### Work to be completed
Extract all of the entries and give them again, word for word.

Data entries

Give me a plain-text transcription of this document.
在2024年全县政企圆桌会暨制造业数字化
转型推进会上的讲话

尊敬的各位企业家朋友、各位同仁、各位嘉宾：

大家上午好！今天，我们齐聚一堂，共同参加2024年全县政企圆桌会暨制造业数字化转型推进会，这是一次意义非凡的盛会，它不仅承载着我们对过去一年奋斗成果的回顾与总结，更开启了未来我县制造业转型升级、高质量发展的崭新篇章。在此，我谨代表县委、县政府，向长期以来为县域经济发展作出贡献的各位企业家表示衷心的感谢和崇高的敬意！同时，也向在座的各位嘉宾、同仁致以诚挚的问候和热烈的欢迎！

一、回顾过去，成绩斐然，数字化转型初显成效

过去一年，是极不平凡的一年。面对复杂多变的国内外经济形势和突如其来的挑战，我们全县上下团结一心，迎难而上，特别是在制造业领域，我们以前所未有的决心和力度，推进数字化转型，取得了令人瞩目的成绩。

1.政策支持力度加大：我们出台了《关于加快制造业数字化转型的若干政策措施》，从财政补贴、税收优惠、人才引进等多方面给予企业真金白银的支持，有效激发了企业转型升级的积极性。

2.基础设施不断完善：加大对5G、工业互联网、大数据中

### Solution to this task
Give me a plain-text transcription of this document.
在2024年全县政企圆桌会暨制造业数字化
转型推进会上的讲话

尊敬的各位企业家朋友、各位同仁、各位嘉宾：

大家上午好！今天，我们齐聚一堂，共同参加2024年全县政企圆桌会暨制造业数字化转型推进会，这是一次意义非凡的盛会，它不仅承载着我们对过去一年奋斗成果的回顾与总结，更开启了未来我县制造业转型升级、高质量发展的崭新篇章。在此，我谨代表县委、县政府，向长期以来为县域经济发展作出贡献的各位企业家表示衷心的感谢和崇高的敬意！同时，也向在座的各位嘉宾、同仁致以诚挚的问候和热烈的欢迎！

一、回顾过去，成绩斐然，数字化转型初显成效

过去一年，是极不平凡的一年。面对复杂多变的国内外经济形势和突如其来的挑战，我们全县上下团结一心，迎难而上，特别是在制造业领域，我们以前所未有的决心和力度，推进数字化转型，取得了令人瞩目的成绩。

1.政策支持力度加大：我们出台了《关于加快制造业数字化转型的若干政策措施》，从财政补贴、税收优惠、人才引进等多方面给予企业真金白银的支持，有效激发了企业转型升级的积极性。

2.基础设施不断完善：加大对5G、工业互联网、大数据中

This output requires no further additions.